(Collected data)
---*---

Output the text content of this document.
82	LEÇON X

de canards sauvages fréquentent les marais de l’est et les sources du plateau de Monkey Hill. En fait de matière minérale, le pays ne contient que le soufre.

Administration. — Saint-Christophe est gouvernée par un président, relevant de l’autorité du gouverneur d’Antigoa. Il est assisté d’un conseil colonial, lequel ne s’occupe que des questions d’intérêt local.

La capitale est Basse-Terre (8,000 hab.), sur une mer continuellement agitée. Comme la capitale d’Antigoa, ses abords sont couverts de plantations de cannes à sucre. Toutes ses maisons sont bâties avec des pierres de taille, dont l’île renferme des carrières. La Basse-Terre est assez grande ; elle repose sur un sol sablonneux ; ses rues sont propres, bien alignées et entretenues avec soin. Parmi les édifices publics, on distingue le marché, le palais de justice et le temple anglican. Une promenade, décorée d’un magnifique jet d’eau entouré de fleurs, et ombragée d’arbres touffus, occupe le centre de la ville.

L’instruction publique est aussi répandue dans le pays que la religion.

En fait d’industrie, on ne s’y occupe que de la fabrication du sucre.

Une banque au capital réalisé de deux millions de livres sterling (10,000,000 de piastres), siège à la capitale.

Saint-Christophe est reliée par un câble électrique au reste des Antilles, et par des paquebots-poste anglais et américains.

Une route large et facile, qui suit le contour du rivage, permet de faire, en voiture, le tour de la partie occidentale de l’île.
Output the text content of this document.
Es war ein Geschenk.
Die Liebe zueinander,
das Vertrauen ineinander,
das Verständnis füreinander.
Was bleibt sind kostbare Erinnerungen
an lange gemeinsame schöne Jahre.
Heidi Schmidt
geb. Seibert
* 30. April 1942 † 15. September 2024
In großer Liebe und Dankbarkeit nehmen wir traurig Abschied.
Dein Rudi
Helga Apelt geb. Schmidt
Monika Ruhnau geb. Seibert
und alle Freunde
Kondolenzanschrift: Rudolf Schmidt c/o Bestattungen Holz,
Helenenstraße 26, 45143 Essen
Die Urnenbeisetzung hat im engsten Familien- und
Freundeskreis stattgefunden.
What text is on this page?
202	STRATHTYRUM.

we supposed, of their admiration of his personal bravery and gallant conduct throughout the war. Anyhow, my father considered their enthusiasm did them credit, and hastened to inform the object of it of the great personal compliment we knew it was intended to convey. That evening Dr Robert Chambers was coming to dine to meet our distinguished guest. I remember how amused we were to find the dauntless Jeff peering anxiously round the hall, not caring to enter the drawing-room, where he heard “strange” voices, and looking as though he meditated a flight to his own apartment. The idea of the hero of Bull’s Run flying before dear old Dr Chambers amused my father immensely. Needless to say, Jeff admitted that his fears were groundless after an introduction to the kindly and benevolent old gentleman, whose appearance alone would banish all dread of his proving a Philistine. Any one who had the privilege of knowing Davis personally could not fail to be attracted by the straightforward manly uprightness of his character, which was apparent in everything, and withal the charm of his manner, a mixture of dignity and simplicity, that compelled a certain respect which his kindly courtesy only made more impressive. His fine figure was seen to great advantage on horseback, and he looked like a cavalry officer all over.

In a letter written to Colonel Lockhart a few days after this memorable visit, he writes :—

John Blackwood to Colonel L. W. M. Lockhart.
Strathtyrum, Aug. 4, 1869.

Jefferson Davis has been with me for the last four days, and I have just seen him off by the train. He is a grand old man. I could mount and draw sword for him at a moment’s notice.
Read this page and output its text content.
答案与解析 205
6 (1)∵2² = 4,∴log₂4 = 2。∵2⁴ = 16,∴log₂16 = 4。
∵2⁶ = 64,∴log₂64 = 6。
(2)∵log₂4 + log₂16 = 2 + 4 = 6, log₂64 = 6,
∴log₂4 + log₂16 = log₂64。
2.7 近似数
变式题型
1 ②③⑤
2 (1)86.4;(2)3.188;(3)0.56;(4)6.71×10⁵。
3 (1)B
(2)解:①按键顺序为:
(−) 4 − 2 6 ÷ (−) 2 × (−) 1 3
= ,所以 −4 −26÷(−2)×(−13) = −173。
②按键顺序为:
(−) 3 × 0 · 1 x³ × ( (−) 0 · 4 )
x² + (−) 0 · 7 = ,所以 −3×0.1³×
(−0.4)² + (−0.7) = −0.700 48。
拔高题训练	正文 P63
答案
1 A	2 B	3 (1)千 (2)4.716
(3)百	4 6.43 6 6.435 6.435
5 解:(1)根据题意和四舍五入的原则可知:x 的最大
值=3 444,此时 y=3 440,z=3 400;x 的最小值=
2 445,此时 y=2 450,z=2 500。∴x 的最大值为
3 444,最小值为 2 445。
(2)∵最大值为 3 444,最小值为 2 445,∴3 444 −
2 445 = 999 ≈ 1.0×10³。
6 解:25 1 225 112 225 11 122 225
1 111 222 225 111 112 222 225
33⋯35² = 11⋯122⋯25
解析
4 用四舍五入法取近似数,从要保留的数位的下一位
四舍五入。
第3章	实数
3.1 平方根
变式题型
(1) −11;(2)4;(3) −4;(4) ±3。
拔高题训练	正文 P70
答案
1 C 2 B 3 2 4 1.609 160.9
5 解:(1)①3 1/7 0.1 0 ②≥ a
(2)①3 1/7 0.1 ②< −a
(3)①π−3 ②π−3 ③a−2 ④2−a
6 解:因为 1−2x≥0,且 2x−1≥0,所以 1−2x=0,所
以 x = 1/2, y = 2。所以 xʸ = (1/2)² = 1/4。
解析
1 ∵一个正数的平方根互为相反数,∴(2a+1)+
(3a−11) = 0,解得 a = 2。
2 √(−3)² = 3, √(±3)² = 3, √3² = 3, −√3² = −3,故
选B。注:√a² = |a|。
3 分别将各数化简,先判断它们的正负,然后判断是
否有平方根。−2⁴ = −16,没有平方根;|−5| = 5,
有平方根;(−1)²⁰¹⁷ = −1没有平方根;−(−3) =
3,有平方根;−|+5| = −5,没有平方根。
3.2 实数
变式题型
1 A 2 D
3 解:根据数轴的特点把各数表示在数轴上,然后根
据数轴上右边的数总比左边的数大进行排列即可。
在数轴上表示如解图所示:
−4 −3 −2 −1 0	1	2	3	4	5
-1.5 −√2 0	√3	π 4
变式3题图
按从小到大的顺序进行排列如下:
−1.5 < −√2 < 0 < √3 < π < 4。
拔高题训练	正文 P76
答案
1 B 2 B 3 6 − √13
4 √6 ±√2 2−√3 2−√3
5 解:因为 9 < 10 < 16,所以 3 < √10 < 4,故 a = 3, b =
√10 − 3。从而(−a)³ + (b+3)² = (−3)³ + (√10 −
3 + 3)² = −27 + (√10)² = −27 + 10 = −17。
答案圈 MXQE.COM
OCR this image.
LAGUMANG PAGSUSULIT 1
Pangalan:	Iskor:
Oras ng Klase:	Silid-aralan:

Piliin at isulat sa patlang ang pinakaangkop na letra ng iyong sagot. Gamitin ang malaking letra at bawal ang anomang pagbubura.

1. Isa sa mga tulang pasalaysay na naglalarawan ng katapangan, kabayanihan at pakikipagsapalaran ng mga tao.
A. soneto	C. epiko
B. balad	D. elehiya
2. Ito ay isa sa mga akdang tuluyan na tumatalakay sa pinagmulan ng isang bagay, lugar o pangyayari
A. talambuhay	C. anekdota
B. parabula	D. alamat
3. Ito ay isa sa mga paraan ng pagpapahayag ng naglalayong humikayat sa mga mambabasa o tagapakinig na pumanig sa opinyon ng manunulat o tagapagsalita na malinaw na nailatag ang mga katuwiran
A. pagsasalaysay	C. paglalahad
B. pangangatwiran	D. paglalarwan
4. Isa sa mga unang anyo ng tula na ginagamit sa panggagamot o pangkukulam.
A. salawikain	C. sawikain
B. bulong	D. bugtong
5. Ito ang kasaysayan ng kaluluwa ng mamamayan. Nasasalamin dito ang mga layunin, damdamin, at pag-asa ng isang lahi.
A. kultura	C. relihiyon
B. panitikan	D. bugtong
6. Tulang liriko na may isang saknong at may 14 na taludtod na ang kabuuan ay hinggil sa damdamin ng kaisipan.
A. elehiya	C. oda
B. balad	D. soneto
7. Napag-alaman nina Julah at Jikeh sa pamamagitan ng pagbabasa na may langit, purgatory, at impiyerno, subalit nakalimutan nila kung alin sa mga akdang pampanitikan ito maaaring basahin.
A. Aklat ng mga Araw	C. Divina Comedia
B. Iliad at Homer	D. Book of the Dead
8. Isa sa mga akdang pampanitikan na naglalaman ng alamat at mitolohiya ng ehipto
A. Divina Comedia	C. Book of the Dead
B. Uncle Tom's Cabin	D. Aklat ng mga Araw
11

---*---

What the task requires: Scan the material above and determine how many lines include the word "akdang"; report only the number.

Final answer: 3